(Structured figure records)
=======

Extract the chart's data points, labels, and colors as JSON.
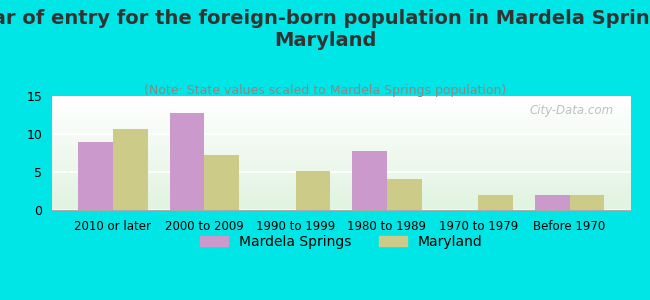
{
  "title": "Year of entry for the foreign-born population in Mardela Springs,\nMaryland",
  "subtitle": "(Note: State values scaled to Mardela Springs population)",
  "categories": [
    "2010 or later",
    "2000 to 2009",
    "1990 to 1999",
    "1980 to 1989",
    "1970 to 1979",
    "Before 1970"
  ],
  "mardela_values": [
    9.0,
    12.7,
    0,
    7.8,
    0,
    2.0
  ],
  "maryland_values": [
    10.6,
    7.3,
    5.1,
    4.1,
    2.0,
    2.0
  ],
  "mardela_color": "#cc99cc",
  "maryland_color": "#cccc88",
  "background_color": "#00e5e5",
  "ylim": [
    0,
    15
  ],
  "yticks": [
    0,
    5,
    10,
    15
  ],
  "bar_width": 0.38,
  "title_fontsize": 14,
  "subtitle_fontsize": 9,
  "legend_fontsize": 10,
  "watermark": "City-Data.com"
}
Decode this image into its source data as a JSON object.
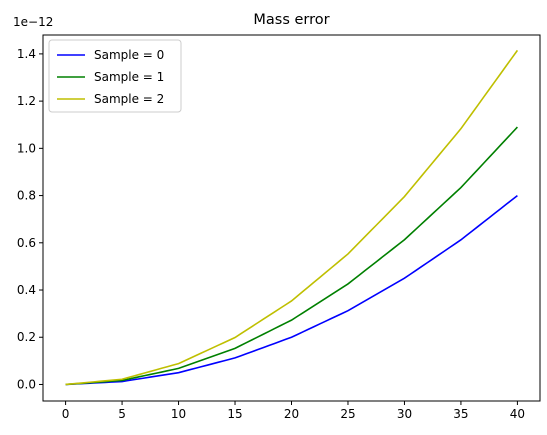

=======

Without the pictures, print the records in full, exactly as they appear.

Complete answer:
Extract the chart's data points, labels, and colors as JSON.
{
  "title": "Year of entry for the foreign-born population in Mardela Springs,\nMaryland",
  "subtitle": "(Note: State values scaled to Mardela Springs population)",
  "categories": [
    "2010 or later",
    "2000 to 2009",
    "1990 to 1999",
    "1980 to 1989",
    "1970 to 1979",
    "Before 1970"
  ],
  "mardela_values": [
    9.0,
    12.7,
    0,
    7.8,
    0,
    2.0
  ],
  "maryland_values": [
    10.6,
    7.3,
    5.1,
    4.1,
    2.0,
    2.0
  ],
  "mardela_color": "#cc99cc",
  "maryland_color": "#cccc88",
  "background_color": "#00e5e5",
  "ylim": [
    0,
    15
  ],
  "yticks": [
    0,
    5,
    10,
    15
  ],
  "bar_width": 0.38,
  "title_fontsize": 14,
  "subtitle_fontsize": 9,
  "legend_fontsize": 10,
  "watermark": "City-Data.com"
}
Decode this image into its source data as a JSON object.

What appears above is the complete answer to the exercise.